◆ What you have to do
Your task is to output the data exactly as it stands.
******************************
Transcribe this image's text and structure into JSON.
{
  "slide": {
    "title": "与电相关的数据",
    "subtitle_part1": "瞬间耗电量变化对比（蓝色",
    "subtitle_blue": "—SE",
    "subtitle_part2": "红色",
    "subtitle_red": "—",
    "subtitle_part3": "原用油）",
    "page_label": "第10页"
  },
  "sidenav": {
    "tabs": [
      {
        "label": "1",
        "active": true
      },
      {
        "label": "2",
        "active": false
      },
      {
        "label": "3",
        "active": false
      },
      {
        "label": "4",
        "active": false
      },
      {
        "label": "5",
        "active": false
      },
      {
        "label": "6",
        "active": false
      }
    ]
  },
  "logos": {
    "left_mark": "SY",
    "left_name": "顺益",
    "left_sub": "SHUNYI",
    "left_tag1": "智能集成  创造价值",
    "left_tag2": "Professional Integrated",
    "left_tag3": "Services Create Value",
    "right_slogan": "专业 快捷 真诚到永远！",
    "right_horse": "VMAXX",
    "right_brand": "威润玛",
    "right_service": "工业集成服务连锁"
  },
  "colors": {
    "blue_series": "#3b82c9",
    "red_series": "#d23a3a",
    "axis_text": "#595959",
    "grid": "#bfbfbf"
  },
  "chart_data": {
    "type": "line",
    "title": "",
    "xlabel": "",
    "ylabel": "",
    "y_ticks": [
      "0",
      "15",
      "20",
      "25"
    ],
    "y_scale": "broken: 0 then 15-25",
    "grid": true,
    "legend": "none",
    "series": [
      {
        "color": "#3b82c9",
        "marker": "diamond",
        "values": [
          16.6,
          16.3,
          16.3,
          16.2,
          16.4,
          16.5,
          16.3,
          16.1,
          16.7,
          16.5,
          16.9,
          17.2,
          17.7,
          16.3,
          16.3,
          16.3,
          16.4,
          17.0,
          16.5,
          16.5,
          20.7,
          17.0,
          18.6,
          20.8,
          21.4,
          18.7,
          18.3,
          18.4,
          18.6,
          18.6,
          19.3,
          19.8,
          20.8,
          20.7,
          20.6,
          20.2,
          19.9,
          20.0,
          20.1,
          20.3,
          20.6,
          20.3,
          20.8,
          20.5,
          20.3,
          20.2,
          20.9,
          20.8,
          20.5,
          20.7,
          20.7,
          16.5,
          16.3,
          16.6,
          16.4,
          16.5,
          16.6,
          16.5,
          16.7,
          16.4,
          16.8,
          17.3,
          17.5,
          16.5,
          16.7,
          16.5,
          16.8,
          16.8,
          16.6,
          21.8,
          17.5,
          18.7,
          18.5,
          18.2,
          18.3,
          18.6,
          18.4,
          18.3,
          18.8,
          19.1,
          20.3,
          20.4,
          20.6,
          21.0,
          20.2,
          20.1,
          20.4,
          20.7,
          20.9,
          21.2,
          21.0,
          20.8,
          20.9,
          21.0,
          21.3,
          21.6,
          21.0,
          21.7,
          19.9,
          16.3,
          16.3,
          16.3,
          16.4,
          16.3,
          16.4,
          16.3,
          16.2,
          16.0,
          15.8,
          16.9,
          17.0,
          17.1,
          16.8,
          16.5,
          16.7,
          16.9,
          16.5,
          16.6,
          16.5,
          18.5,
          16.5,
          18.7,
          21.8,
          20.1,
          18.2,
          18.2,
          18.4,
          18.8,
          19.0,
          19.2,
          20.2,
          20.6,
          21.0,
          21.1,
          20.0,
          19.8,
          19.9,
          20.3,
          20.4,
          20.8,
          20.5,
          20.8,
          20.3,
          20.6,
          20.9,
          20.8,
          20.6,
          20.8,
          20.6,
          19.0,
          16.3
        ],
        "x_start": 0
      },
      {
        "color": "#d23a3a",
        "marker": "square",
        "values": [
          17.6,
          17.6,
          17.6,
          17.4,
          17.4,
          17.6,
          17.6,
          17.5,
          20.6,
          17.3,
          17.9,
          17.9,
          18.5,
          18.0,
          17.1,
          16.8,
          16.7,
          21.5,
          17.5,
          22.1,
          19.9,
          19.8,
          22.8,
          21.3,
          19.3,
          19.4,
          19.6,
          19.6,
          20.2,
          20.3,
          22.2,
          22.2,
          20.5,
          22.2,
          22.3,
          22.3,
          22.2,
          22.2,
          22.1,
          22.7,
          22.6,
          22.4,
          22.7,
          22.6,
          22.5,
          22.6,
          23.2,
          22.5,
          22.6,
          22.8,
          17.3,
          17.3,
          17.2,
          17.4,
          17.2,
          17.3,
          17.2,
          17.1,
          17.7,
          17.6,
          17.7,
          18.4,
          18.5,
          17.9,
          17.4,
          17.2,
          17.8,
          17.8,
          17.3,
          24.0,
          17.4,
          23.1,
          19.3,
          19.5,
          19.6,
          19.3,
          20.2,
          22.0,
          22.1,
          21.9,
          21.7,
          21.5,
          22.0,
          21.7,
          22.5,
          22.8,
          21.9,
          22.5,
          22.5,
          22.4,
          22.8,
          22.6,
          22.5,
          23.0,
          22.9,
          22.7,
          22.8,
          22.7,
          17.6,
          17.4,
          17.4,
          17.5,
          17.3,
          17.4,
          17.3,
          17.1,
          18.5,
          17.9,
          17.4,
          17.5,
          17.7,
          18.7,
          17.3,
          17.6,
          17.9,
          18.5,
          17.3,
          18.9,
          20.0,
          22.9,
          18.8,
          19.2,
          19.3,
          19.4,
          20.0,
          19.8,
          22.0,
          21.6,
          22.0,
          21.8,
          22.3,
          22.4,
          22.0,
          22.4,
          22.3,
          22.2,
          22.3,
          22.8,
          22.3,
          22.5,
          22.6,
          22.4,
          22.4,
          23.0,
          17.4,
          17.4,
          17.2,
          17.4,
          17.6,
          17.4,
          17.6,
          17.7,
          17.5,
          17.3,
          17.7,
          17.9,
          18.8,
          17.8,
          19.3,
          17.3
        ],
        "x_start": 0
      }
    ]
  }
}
******************************
◆ Reply
Transcribe this image's text and structure into JSON.
{
  "slide": {
    "title": "与电相关的数据",
    "subtitle_part1": "瞬间耗电量变化对比（蓝色",
    "subtitle_blue": "—SE",
    "subtitle_part2": "红色",
    "subtitle_red": "—",
    "subtitle_part3": "原用油）",
    "page_label": "第10页"
  },
  "sidenav": {
    "tabs": [
      {
        "label": "1",
        "active": true
      },
      {
        "label": "2",
        "active": false
      },
      {
        "label": "3",
        "active": false
      },
      {
        "label": "4",
        "active": false
      },
      {
        "label": "5",
        "active": false
      },
      {
        "label": "6",
        "active": false
      }
    ]
  },
  "logos": {
    "left_mark": "SY",
    "left_name": "顺益",
    "left_sub": "SHUNYI",
    "left_tag1": "智能集成  创造价值",
    "left_tag2": "Professional Integrated",
    "left_tag3": "Services Create Value",
    "right_slogan": "专业 快捷 真诚到永远！",
    "right_horse": "VMAXX",
    "right_brand": "威润玛",
    "right_service": "工业集成服务连锁"
  },
  "colors": {
    "blue_series": "#3b82c9",
    "red_series": "#d23a3a",
    "axis_text": "#595959",
    "grid": "#bfbfbf"
  },
  "chart_data": {
    "type": "line",
    "title": "",
    "xlabel": "",
    "ylabel": "",
    "y_ticks": [
      "0",
      "15",
      "20",
      "25"
    ],
    "y_scale": "broken: 0 then 15-25",
    "grid": true,
    "legend": "none",
    "series": [
      {
        "color": "#3b82c9",
        "marker": "diamond",
        "values": [
          16.6,
          16.3,
          16.3,
          16.2,
          16.4,
          16.5,
          16.3,
          16.1,
          16.7,
          16.5,
          16.9,
          17.2,
          17.7,
          16.3,
          16.3,
          16.3,
          16.4,
          17.0,
          16.5,
          16.5,
          20.7,
          17.0,
          18.6,
          20.8,
          21.4,
          18.7,
          18.3,
          18.4,
          18.6,
          18.6,
          19.3,
          19.8,
          20.8,
          20.7,
          20.6,
          20.2,
          19.9,
          20.0,
          20.1,
          20.3,
          20.6,
          20.3,
          20.8,
          20.5,
          20.3,
          20.2,
          20.9,
          20.8,
          20.5,
          20.7,
          20.7,
          16.5,
          16.3,
          16.6,
          16.4,
          16.5,
          16.6,
          16.5,
          16.7,
          16.4,
          16.8,
          17.3,
          17.5,
          16.5,
          16.7,
          16.5,
          16.8,
          16.8,
          16.6,
          21.8,
          17.5,
          18.7,
          18.5,
          18.2,
          18.3,
          18.6,
          18.4,
          18.3,
          18.8,
          19.1,
          20.3,
          20.4,
          20.6,
          21.0,
          20.2,
          20.1,
          20.4,
          20.7,
          20.9,
          21.2,
          21.0,
          20.8,
          20.9,
          21.0,
          21.3,
          21.6,
          21.0,
          21.7,
          19.9,
          16.3,
          16.3,
          16.3,
          16.4,
          16.3,
          16.4,
          16.3,
          16.2,
          16.0,
          15.8,
          16.9,
          17.0,
          17.1,
          16.8,
          16.5,
          16.7,
          16.9,
          16.5,
          16.6,
          16.5,
          18.5,
          16.5,
          18.7,
          21.8,
          20.1,
          18.2,
          18.2,
          18.4,
          18.8,
          19.0,
          19.2,
          20.2,
          20.6,
          21.0,
          21.1,
          20.0,
          19.8,
          19.9,
          20.3,
          20.4,
          20.8,
          20.5,
          20.8,
          20.3,
          20.6,
          20.9,
          20.8,
          20.6,
          20.8,
          20.6,
          19.0,
          16.3
        ],
        "x_start": 0
      },
      {
        "color": "#d23a3a",
        "marker": "square",
        "values": [
          17.6,
          17.6,
          17.6,
          17.4,
          17.4,
          17.6,
          17.6,
          17.5,
          20.6,
          17.3,
          17.9,
          17.9,
          18.5,
          18.0,
          17.1,
          16.8,
          16.7,
          21.5,
          17.5,
          22.1,
          19.9,
          19.8,
          22.8,
          21.3,
          19.3,
          19.4,
          19.6,
          19.6,
          20.2,
          20.3,
          22.2,
          22.2,
          20.5,
          22.2,
          22.3,
          22.3,
          22.2,
          22.2,
          22.1,
          22.7,
          22.6,
          22.4,
          22.7,
          22.6,
          22.5,
          22.6,
          23.2,
          22.5,
          22.6,
          22.8,
          17.3,
          17.3,
          17.2,
          17.4,
          17.2,
          17.3,
          17.2,
          17.1,
          17.7,
          17.6,
          17.7,
          18.4,
          18.5,
          17.9,
          17.4,
          17.2,
          17.8,
          17.8,
          17.3,
          24.0,
          17.4,
          23.1,
          19.3,
          19.5,
          19.6,
          19.3,
          20.2,
          22.0,
          22.1,
          21.9,
          21.7,
          21.5,
          22.0,
          21.7,
          22.5,
          22.8,
          21.9,
          22.5,
          22.5,
          22.4,
          22.8,
          22.6,
          22.5,
          23.0,
          22.9,
          22.7,
          22.8,
          22.7,
          17.6,
          17.4,
          17.4,
          17.5,
          17.3,
          17.4,
          17.3,
          17.1,
          18.5,
          17.9,
          17.4,
          17.5,
          17.7,
          18.7,
          17.3,
          17.6,
          17.9,
          18.5,
          17.3,
          18.9,
          20.0,
          22.9,
          18.8,
          19.2,
          19.3,
          19.4,
          20.0,
          19.8,
          22.0,
          21.6,
          22.0,
          21.8,
          22.3,
          22.4,
          22.0,
          22.4,
          22.3,
          22.2,
          22.3,
          22.8,
          22.3,
          22.5,
          22.6,
          22.4,
          22.4,
          23.0,
          17.4,
          17.4,
          17.2,
          17.4,
          17.6,
          17.4,
          17.6,
          17.7,
          17.5,
          17.3,
          17.7,
          17.9,
          18.8,
          17.8,
          19.3,
          17.3
        ],
        "x_start": 0
      }
    ]
  }
}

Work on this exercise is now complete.